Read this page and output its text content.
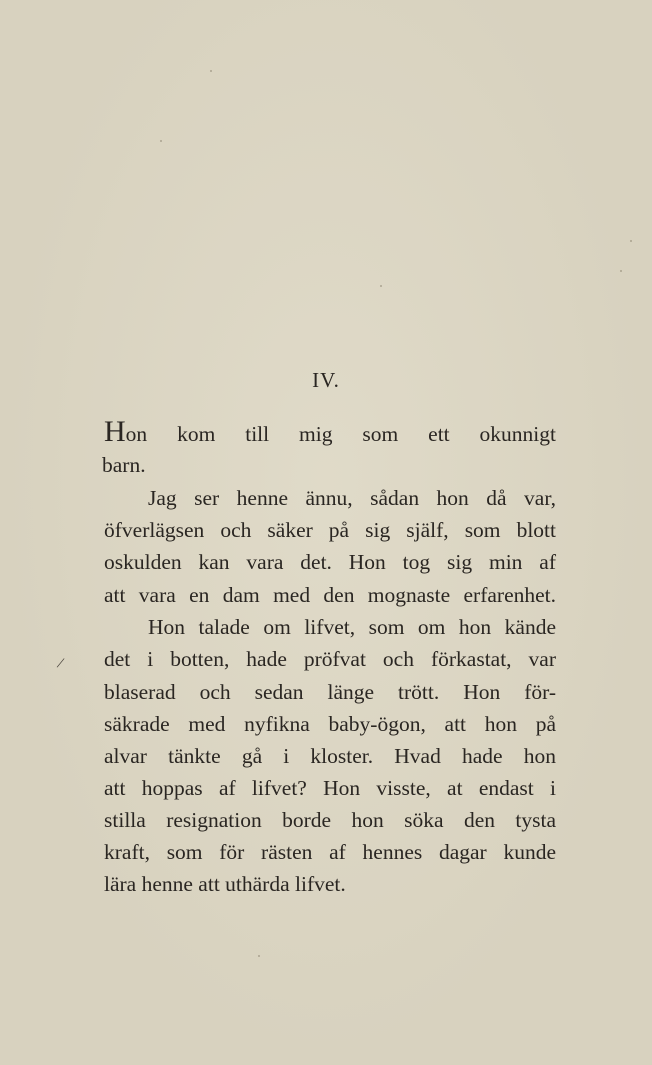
IV.
Hon kom till mig som ett okunnigt
barn.
Jag ser henne ännu, sådan hon då var,
öfverlägsen och säker på sig själf, som blott
oskulden kan vara det. Hon tog sig min af
att vara en dam med den mognaste erfarenhet.
Hon talade om lifvet, som om hon kände
det i botten, hade pröfvat och förkastat, var
blaserad och sedan länge trött. Hon för-
säkrade med nyfikna baby-ögon, att hon på
alvar tänkte gå i kloster. Hvad hade hon
att hoppas af lifvet? Hon visste, at endast i
stilla resignation borde hon söka den tysta
kraft, som för rästen af hennes dagar kunde
lära henne att uthärda lifvet.
/
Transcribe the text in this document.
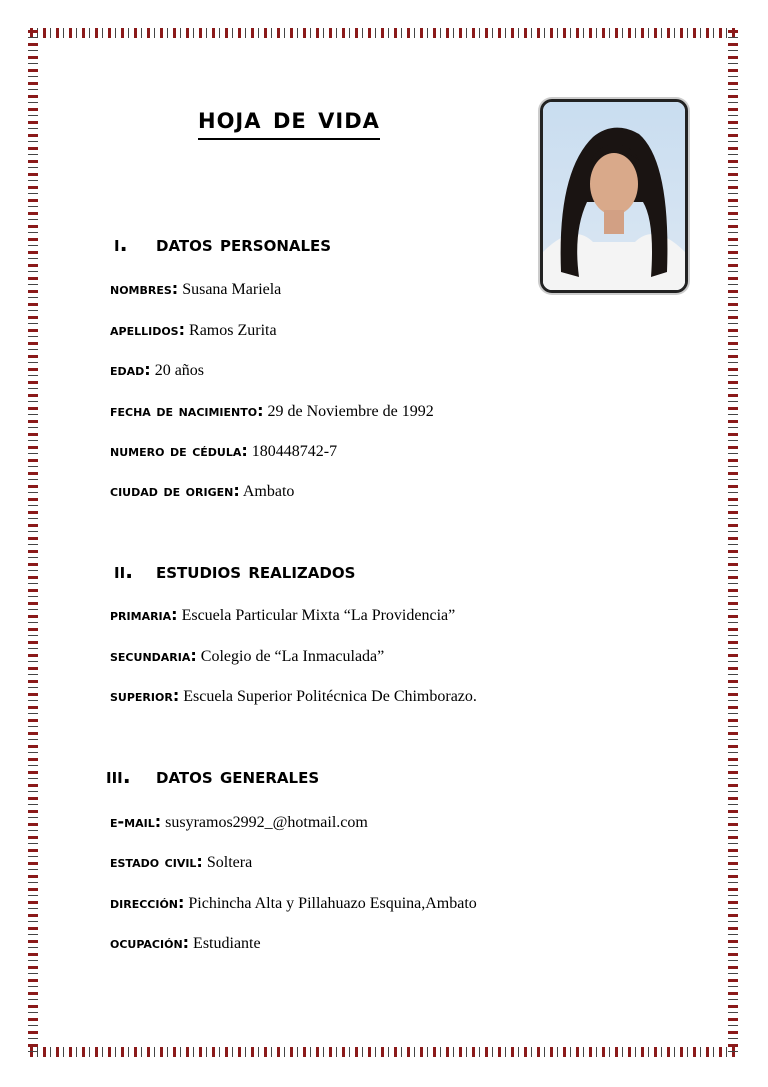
hoja de vida
i. datos personales
nombres: Susana Mariela
apellidos: Ramos Zurita
edad: 20 años
fecha de nacimiento: 29 de Noviembre de 1992
numero de cédula: 180448742-7
ciudad de origen: Ambato
ii. estudios realizados
primaria: Escuela Particular Mixta “La Providencia”
secundaria: Colegio de “La Inmaculada”
superior: Escuela Superior Politécnica De Chimborazo.
iii. datos generales
e-mail: susyramos2992_@hotmail.com
estado civil: Soltera
dirección: Pichincha Alta y Pillahuazo Esquina,Ambato
ocupación: Estudiante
------------
◆ What is needed: Read the lines above. Gather those in which the string "lifvet" is found.

◆ Exercise solution:
Hon talade om lifvet, som om hon kände
att hoppas af lifvet? Hon visste, at endast i
lära henne att uthärda lifvet.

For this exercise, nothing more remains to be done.